**REQUIREMENT:**
Copy all lines below exactly as written. Leave pictures out.

Stored records
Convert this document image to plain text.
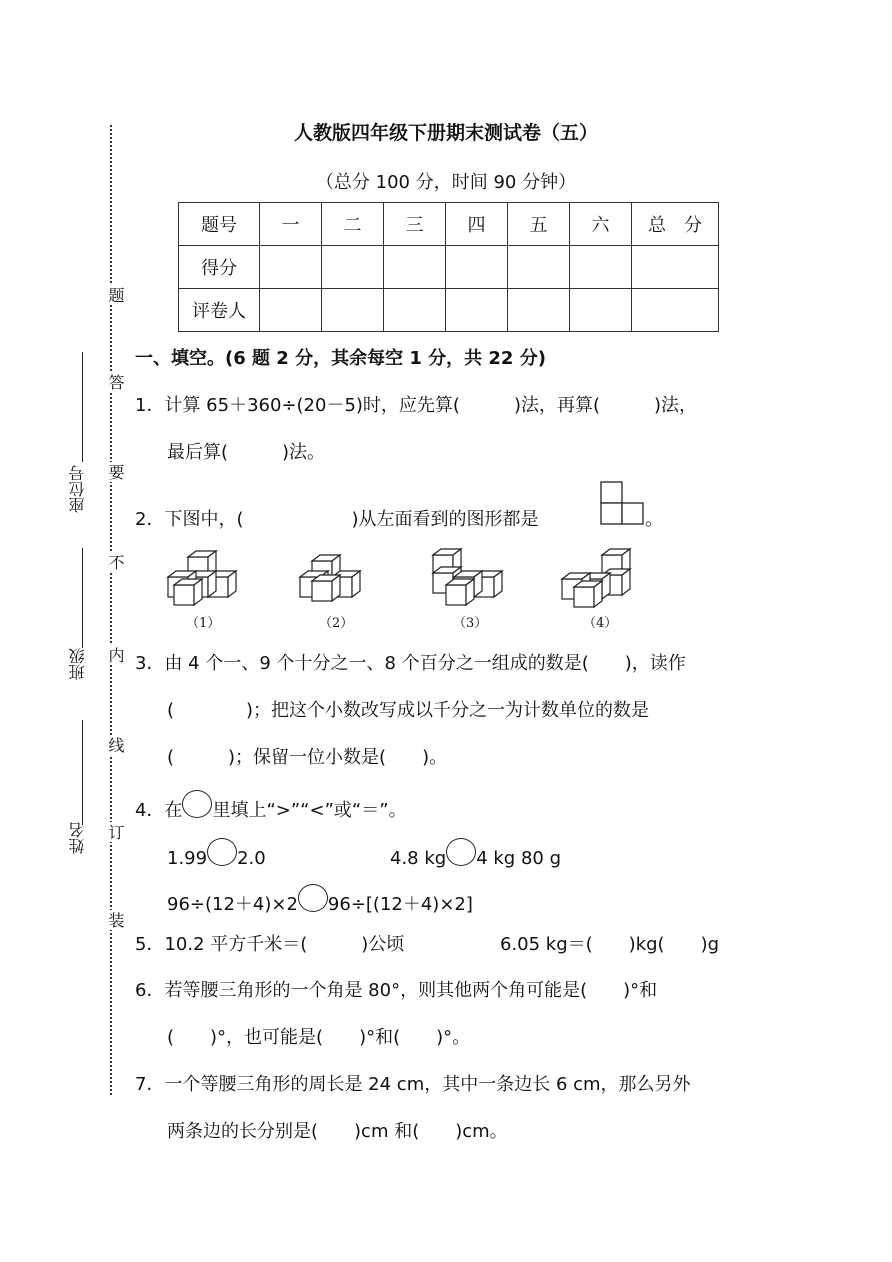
人教版四年级下册期末测试卷（五）
（总分 100 分，时间 90 分钟）
题号	一	二	三	四	五	六	总　分
得分							
评卷人							
题
答
要
不
内
线
订
装
座位号
班级
姓名
一、填空。(6 题 2 分，其余每空 1 分，共 22 分)
1．计算 65＋360÷(20－5)时，应先算(　　　)法，再算(　　　)法，
最后算(　　　)法。
2．下图中，(　　　　　　)从左面看到的图形都是	。
（1）	（2）	（3）	（4）
3．由 4 个一、9 个十分之一、8 个百分之一组成的数是(　　)，读作
(　　　　)；把这个小数改写成以千分之一为计数单位的数是
(　　　)；保留一位小数是(　　)。
4．在 里填上“>”“<”或“＝”。
1.99 2.0	4.8 kg 4 kg 80 g
96÷(12＋4)×2 96÷[(12＋4)×2]
5．10.2 平方千米＝(　　　)公顷	6.05 kg＝(　　)kg(　　)g
6．若等腰三角形的一个角是 80°，则其他两个角可能是(　　)°和
(　　)°，也可能是(　　)°和(　　)°。
7．一个等腰三角形的周长是 24 cm，其中一条边长 6 cm，那么另外
两条边的长分别是(　　)cm 和(　　)cm。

**COMPLETE OUTPUT:**
Convert this document image to plain text.
人教版四年级下册期末测试卷（五）
（总分 100 分，时间 90 分钟）
题号	一	二	三	四	五	六	总　分
得分							
评卷人							
题
答
要
不
内
线
订
装
座位号
班级
姓名
一、填空。(6 题 2 分，其余每空 1 分，共 22 分)
1．计算 65＋360÷(20－5)时，应先算(　　　)法，再算(　　　)法，
最后算(　　　)法。
2．下图中，(　　　　　　)从左面看到的图形都是	。
（1）	（2）	（3）	（4）
3．由 4 个一、9 个十分之一、8 个百分之一组成的数是(　　)，读作
(　　　　)；把这个小数改写成以千分之一为计数单位的数是
(　　　)；保留一位小数是(　　)。
4．在 里填上“>”“<”或“＝”。
1.99 2.0	4.8 kg 4 kg 80 g
96÷(12＋4)×2 96÷[(12＋4)×2]
5．10.2 平方千米＝(　　　)公顷	6.05 kg＝(　　)kg(　　)g
6．若等腰三角形的一个角是 80°，则其他两个角可能是(　　)°和
(　　)°，也可能是(　　)°和(　　)°。
7．一个等腰三角形的周长是 24 cm，其中一条边长 6 cm，那么另外
两条边的长分别是(　　)cm 和(　　)cm。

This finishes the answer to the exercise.